__Stated problem__
Copy, from the entries below, each line where the word "JSON" can be found.

--- Begin ---

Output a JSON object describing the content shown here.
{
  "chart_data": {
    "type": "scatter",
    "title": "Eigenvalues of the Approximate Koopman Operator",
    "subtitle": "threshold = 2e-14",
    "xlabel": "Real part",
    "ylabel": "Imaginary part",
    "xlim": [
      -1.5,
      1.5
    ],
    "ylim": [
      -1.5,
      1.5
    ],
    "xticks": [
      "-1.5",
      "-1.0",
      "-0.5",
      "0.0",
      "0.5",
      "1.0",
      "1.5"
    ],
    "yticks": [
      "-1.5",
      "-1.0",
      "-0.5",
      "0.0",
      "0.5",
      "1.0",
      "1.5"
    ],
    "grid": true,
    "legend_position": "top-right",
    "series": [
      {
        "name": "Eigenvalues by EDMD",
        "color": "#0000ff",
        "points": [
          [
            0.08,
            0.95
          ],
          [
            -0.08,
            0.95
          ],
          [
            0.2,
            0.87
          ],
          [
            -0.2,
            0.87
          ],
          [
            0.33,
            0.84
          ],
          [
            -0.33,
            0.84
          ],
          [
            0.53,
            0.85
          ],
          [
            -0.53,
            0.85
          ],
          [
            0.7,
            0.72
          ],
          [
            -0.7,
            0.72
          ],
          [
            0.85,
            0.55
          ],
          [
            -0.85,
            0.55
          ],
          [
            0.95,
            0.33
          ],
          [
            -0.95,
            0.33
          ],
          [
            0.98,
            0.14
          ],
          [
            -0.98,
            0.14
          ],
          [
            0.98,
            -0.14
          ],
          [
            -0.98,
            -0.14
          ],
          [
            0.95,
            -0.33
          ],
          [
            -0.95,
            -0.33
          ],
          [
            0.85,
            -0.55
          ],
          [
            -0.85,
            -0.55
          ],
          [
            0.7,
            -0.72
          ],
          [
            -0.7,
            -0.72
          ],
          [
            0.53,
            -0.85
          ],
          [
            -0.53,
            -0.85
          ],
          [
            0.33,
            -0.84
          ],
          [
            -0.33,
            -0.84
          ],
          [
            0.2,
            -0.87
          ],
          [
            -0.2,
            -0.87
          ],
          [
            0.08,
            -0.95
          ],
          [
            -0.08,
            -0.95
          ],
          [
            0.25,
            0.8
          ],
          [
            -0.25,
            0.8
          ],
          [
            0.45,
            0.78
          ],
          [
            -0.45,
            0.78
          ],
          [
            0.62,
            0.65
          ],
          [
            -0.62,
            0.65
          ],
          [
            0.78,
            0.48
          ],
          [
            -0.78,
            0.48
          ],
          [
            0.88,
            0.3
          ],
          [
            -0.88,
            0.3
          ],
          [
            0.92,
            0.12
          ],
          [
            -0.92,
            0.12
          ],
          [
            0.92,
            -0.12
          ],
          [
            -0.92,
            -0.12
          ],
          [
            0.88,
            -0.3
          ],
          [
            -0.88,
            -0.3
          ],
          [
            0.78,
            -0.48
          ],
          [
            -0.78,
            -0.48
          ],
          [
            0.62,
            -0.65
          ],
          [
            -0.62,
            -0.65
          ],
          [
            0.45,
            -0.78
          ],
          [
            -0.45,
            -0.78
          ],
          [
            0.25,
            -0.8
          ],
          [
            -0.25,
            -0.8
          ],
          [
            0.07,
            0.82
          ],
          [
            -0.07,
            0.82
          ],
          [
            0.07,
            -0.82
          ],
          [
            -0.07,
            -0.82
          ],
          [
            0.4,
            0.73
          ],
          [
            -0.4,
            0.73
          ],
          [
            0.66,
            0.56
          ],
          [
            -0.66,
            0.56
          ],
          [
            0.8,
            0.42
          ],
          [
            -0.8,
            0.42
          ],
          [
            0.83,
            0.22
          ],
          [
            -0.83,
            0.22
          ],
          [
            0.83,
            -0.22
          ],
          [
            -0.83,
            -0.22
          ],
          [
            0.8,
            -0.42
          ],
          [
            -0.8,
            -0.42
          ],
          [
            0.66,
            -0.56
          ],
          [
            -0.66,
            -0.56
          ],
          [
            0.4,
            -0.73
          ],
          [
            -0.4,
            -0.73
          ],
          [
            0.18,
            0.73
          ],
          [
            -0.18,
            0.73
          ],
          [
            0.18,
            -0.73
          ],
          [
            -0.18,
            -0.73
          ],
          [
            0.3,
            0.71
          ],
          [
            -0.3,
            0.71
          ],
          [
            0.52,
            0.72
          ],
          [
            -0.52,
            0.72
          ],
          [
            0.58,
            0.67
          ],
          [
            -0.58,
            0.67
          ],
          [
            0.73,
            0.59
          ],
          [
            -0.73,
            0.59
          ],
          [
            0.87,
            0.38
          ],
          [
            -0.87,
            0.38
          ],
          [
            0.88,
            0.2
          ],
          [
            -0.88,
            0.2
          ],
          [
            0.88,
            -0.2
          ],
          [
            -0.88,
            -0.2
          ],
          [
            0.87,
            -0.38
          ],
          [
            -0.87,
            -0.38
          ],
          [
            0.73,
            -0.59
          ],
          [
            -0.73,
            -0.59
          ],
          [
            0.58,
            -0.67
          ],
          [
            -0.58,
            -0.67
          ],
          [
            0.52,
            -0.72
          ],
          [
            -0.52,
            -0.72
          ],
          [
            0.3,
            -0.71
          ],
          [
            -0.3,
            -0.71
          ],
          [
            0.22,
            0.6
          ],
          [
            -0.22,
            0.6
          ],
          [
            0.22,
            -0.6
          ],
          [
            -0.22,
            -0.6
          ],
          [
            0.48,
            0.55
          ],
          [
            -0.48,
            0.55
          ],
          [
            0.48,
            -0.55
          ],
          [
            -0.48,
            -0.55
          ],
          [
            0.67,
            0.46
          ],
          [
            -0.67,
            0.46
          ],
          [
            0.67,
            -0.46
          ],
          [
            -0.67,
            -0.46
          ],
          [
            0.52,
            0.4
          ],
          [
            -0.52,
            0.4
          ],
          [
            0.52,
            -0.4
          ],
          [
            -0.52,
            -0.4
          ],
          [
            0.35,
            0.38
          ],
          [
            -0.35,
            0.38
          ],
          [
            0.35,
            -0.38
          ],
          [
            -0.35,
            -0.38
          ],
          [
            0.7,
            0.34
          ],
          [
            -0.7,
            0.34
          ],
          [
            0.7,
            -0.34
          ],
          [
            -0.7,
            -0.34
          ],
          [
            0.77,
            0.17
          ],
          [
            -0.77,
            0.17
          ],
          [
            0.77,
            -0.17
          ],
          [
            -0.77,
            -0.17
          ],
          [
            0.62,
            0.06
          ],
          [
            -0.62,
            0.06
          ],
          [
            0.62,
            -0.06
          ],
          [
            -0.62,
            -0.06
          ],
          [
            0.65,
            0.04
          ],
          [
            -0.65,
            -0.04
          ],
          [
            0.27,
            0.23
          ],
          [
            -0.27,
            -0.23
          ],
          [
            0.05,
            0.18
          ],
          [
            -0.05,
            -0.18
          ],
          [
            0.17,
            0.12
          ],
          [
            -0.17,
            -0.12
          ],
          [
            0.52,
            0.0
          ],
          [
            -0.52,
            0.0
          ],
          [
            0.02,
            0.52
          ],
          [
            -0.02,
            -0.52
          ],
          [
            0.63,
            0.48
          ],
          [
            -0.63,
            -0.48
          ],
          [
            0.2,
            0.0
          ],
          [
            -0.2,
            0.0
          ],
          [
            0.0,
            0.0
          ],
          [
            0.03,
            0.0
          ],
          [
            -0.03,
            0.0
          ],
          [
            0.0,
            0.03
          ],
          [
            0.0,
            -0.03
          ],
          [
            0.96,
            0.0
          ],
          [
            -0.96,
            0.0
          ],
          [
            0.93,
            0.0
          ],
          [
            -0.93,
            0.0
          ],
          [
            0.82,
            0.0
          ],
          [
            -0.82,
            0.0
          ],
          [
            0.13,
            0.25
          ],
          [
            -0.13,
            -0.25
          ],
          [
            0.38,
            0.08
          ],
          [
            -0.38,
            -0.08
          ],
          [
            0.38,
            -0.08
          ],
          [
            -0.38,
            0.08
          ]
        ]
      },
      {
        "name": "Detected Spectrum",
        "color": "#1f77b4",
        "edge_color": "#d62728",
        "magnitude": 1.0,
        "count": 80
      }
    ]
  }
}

--- End ---
--- Begin ---

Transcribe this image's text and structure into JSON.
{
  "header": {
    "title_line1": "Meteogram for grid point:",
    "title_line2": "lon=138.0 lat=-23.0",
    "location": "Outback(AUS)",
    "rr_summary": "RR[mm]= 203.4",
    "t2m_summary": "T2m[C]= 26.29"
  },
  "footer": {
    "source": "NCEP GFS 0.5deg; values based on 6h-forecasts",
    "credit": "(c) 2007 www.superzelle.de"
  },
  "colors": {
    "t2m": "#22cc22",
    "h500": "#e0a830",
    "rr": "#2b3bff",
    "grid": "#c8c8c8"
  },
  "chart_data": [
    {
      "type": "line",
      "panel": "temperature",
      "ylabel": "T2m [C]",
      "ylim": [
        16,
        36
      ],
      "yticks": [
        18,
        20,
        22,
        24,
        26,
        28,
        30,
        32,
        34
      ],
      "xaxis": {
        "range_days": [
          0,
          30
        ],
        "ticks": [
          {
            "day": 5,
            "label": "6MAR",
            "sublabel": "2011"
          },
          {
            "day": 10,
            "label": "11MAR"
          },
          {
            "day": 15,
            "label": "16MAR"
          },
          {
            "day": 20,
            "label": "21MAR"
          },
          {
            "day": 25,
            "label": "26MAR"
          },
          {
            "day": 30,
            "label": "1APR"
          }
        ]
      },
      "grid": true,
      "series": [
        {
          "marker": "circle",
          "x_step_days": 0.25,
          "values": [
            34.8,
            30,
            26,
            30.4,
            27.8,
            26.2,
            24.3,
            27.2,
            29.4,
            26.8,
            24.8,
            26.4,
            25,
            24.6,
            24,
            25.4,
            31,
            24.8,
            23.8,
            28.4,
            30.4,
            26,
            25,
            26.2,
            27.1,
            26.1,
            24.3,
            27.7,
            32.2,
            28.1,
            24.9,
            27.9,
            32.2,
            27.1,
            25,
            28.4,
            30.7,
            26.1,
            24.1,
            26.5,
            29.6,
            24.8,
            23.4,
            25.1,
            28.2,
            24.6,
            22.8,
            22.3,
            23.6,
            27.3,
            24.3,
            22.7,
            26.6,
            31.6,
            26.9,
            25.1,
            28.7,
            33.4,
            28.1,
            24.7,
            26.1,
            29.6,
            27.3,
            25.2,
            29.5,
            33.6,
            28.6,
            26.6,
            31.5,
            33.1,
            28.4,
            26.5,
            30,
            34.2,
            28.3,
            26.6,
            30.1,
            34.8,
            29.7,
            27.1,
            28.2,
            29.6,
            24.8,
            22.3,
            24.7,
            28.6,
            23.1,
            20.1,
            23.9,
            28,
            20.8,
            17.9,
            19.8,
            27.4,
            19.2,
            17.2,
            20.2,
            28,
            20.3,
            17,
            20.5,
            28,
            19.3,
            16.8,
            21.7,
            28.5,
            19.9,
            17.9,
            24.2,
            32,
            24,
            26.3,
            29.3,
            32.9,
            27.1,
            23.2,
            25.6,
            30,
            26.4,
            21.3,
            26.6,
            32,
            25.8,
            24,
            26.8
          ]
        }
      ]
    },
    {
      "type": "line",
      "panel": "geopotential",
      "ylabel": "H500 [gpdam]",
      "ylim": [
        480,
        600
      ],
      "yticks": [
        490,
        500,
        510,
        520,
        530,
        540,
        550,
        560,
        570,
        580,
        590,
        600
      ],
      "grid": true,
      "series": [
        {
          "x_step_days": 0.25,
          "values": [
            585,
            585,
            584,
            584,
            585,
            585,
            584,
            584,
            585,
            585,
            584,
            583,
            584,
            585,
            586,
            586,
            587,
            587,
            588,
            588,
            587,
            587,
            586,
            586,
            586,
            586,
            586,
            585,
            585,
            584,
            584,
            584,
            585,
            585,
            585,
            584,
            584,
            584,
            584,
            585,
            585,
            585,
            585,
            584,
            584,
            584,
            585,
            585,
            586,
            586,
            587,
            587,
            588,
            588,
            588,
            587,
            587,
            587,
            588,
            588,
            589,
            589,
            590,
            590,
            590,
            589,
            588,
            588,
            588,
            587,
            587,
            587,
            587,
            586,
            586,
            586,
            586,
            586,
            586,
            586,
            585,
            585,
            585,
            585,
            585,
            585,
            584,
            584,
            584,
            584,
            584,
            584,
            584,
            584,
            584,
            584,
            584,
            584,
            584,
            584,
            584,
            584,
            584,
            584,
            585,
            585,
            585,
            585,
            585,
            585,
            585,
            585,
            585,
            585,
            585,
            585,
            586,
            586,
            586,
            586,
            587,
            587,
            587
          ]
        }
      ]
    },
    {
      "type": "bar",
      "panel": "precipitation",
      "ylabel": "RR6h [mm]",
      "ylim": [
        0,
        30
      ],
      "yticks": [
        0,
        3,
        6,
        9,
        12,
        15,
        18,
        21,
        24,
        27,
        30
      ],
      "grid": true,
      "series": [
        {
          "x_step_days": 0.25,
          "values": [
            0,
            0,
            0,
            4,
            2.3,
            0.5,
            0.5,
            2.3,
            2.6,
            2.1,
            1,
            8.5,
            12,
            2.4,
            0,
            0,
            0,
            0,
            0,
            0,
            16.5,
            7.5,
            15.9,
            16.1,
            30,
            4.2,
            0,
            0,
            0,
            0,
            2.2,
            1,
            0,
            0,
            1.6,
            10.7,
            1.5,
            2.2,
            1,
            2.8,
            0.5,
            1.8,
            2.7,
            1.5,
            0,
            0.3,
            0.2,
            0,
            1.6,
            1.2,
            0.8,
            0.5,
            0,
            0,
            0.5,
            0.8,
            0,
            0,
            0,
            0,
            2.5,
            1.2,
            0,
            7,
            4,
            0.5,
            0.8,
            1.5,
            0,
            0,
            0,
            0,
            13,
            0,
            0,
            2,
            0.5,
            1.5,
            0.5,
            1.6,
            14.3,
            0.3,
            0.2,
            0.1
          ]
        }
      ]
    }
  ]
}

--- End ---

__Exercise answer__
Output a JSON object describing the content shown here.
Transcribe this image's text and structure into JSON.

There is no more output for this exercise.